Report every line from the material that contains the word "Shuffling".

Data shown ▸
----

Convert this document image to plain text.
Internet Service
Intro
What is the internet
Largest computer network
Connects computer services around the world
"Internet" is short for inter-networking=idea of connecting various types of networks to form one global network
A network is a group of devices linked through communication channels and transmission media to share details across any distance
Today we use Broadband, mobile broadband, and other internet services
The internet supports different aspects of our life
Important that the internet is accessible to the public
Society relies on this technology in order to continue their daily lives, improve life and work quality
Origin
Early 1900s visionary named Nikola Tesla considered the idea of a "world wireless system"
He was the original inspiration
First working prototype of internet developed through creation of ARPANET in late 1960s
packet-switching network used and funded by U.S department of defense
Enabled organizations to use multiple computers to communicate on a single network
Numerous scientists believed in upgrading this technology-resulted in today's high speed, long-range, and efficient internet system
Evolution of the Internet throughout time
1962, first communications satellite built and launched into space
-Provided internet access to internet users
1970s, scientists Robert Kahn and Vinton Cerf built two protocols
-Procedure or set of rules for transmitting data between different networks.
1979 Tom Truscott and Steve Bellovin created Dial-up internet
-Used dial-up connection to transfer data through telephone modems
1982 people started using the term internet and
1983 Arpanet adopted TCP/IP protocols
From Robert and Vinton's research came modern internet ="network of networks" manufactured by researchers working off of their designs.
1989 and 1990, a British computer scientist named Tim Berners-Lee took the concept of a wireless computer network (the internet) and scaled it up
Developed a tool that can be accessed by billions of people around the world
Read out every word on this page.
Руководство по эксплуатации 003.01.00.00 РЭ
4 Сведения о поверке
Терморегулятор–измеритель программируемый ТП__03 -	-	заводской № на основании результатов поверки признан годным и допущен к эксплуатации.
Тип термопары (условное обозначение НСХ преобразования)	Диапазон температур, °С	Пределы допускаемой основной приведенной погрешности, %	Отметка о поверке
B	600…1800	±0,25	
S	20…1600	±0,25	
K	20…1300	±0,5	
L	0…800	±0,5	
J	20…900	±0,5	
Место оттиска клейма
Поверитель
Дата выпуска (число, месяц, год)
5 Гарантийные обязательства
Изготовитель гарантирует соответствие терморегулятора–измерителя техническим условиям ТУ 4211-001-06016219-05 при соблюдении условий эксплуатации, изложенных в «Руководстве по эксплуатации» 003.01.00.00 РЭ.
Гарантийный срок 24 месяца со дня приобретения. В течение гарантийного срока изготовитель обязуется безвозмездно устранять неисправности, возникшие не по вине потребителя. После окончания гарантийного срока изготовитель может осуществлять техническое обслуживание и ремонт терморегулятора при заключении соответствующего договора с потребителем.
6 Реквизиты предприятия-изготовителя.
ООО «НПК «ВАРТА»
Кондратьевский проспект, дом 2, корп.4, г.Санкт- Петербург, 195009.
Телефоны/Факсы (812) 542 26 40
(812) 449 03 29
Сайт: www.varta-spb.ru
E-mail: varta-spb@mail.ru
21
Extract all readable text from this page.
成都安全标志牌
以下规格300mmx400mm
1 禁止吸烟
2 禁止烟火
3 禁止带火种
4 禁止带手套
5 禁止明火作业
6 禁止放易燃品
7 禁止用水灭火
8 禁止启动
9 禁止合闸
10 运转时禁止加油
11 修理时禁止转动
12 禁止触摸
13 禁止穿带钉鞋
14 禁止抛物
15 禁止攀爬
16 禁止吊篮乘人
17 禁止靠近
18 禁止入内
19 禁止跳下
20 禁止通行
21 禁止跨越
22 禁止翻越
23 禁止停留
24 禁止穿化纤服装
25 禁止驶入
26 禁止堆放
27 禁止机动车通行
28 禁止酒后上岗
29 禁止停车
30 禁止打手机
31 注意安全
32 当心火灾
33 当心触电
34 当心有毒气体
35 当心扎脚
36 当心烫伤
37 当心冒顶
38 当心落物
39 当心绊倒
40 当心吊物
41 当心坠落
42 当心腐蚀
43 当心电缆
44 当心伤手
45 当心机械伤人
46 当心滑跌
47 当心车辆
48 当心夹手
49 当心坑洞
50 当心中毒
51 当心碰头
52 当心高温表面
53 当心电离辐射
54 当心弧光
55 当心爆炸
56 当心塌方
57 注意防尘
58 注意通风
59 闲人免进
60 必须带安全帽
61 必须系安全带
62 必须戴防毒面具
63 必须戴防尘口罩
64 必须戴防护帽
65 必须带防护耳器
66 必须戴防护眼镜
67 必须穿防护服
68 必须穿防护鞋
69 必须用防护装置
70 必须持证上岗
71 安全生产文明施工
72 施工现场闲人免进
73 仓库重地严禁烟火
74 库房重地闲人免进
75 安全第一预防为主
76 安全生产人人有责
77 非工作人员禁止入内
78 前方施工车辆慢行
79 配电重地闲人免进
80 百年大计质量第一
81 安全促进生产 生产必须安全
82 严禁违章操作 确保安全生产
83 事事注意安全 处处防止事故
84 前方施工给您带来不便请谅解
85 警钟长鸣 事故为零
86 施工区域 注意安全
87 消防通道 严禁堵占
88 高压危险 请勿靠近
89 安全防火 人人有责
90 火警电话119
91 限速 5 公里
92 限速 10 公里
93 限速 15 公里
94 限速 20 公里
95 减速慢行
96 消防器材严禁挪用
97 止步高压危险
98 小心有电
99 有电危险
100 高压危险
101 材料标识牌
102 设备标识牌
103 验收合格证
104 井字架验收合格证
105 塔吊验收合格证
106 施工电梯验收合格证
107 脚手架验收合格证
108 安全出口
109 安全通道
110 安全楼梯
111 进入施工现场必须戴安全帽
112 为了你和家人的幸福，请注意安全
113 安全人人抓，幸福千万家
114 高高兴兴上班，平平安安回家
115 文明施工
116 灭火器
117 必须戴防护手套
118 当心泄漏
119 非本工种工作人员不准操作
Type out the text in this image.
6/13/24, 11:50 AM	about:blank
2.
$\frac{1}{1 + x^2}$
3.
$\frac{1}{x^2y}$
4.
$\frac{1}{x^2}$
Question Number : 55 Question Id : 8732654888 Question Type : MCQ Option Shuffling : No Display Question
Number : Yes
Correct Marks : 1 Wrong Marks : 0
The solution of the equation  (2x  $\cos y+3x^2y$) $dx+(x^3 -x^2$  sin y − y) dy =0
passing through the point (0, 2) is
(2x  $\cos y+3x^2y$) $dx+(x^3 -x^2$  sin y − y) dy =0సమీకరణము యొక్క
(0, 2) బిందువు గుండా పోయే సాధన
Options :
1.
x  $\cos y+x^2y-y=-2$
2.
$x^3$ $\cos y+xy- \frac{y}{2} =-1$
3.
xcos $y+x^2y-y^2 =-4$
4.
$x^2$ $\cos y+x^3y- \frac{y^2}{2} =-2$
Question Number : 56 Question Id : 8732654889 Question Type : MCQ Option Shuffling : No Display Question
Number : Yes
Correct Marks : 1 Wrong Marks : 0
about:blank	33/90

----

In response ▸
Question Number : 55 Question Id : 8732654888 Question Type : MCQ Option Shuffling : No Display Question
Question Number : 56 Question Id : 8732654889 Question Type : MCQ Option Shuffling : No Display Question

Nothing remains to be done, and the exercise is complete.